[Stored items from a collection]
────────────────

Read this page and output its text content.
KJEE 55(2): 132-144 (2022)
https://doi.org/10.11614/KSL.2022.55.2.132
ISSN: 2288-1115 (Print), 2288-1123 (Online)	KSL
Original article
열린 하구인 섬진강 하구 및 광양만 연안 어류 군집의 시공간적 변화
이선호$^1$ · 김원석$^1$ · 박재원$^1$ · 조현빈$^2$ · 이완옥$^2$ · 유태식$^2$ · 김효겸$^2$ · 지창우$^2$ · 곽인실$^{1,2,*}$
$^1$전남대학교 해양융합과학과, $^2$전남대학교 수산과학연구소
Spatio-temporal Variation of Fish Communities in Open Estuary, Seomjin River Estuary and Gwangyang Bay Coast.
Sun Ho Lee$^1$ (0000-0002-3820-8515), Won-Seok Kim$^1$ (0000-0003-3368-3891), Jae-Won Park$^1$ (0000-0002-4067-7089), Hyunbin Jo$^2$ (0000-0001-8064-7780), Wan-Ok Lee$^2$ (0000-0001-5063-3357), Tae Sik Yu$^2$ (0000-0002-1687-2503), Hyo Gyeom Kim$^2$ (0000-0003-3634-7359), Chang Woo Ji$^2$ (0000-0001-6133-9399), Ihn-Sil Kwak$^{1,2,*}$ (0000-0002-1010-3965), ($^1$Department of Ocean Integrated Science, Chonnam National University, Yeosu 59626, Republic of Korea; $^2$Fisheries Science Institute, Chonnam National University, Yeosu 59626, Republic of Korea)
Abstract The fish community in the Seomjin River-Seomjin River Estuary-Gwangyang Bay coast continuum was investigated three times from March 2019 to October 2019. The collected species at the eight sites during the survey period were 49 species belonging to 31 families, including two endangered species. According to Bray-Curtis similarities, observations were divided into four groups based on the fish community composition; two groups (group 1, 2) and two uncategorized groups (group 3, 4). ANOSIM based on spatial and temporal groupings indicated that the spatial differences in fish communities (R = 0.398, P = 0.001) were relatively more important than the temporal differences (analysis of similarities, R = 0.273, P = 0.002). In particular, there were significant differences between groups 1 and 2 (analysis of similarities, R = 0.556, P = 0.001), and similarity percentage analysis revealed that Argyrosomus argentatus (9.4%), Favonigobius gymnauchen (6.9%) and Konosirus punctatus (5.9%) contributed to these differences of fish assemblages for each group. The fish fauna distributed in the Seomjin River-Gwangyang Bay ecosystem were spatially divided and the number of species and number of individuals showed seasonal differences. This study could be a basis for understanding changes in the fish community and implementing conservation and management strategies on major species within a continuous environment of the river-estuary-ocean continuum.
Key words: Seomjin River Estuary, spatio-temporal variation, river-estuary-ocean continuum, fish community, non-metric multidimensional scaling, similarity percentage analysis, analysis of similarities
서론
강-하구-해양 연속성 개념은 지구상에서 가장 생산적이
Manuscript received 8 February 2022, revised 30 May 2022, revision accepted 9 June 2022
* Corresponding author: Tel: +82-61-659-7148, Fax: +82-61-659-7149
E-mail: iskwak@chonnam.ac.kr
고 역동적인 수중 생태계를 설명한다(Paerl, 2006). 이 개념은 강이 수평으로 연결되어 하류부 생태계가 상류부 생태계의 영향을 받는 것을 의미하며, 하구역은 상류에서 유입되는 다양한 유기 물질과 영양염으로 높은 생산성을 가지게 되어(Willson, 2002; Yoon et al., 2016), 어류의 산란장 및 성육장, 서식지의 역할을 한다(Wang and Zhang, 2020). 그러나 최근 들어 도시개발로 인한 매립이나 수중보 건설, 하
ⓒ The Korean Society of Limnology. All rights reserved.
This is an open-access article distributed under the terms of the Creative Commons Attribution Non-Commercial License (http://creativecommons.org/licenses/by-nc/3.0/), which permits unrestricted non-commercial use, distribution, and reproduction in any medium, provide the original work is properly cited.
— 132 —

────────────────

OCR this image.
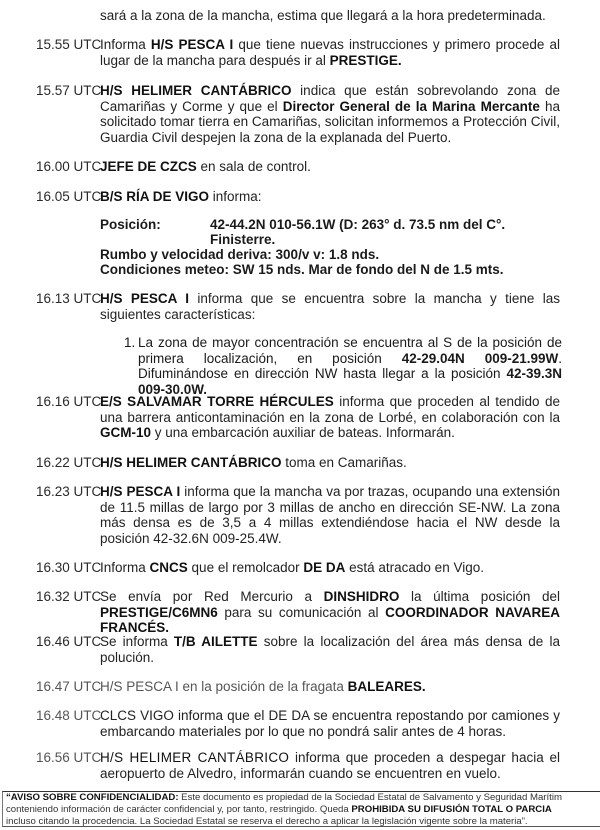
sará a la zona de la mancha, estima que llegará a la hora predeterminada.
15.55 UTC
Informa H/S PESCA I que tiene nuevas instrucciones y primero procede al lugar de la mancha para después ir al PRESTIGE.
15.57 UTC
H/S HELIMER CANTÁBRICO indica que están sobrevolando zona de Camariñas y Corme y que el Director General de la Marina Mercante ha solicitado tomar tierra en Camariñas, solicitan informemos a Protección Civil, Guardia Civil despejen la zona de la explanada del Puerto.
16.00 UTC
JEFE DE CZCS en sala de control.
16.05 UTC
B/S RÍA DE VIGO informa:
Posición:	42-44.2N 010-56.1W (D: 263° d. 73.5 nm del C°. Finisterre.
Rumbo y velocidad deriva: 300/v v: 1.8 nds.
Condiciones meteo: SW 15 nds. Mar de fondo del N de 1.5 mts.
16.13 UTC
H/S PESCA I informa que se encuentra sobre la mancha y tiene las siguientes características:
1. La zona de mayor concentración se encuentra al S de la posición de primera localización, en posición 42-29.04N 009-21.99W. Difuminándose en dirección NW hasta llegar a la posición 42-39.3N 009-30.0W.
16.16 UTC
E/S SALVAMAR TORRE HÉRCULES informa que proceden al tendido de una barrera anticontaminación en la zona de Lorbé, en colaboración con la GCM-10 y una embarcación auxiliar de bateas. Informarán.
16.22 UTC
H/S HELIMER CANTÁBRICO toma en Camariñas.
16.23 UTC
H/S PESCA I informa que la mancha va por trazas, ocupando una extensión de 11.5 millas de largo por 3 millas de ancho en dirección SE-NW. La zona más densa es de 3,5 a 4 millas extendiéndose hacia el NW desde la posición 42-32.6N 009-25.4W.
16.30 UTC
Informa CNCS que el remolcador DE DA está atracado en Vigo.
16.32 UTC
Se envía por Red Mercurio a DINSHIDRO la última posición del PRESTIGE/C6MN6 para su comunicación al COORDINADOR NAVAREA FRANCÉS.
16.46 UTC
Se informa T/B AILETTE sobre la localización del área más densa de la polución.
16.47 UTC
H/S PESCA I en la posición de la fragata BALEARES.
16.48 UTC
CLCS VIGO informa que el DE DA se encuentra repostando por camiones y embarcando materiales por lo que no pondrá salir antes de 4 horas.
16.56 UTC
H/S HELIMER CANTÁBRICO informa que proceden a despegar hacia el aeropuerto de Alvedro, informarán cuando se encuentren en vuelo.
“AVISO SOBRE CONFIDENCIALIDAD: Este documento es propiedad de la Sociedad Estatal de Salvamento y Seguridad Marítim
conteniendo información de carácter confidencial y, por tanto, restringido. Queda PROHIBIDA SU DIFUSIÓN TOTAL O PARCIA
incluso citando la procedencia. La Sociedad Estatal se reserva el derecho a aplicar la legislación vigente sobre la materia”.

────────────────

_Problem details_
Go through the lines above. Select every one that has the string "Seomjin".

_Result of this exercise_
Spatio-temporal Variation of Fish Communities in Open Estuary, Seomjin River Estuary and Gwangyang Bay Coast.
Abstract The fish community in the Seomjin River-Seomjin River Estuary-Gwangyang Bay coast continuum was investigated three times from March 2019 to October 2019. The collected species at the eight sites during the survey period were 49 species belonging to 31 families, including two endangered species. According to Bray-Curtis similarities, observations were divided into four groups based on the fish community composition; two groups (group 1, 2) and two uncategorized groups (group 3, 4). ANOSIM based on spatial and temporal groupings indicated that the spatial differences in fish communities (R = 0.398, P = 0.001) were relatively more important than the temporal differences (analysis of similarities, R = 0.273, P = 0.002). In particular, there were significant differences between groups 1 and 2 (analysis of similarities, R = 0.556, P = 0.001), and similarity percentage analysis revealed that Argyrosomus argentatus (9.4%), Favonigobius gymnauchen (6.9%) and Konosirus punctatus (5.9%) contributed to these differences of fish assemblages for each group. The fish fauna distributed in the Seomjin River-Gwangyang Bay ecosystem were spatially divided and the number of species and number of individuals showed seasonal differences. This study could be a basis for understanding changes in the fish community and implementing conservation and management strategies on major species within a continuous environment of the river-estuary-ocean continuum.
Key words: Seomjin River Estuary, spatio-temporal variation, river-estuary-ocean continuum, fish community, non-metric multidimensional scaling, similarity percentage analysis, analysis of similarities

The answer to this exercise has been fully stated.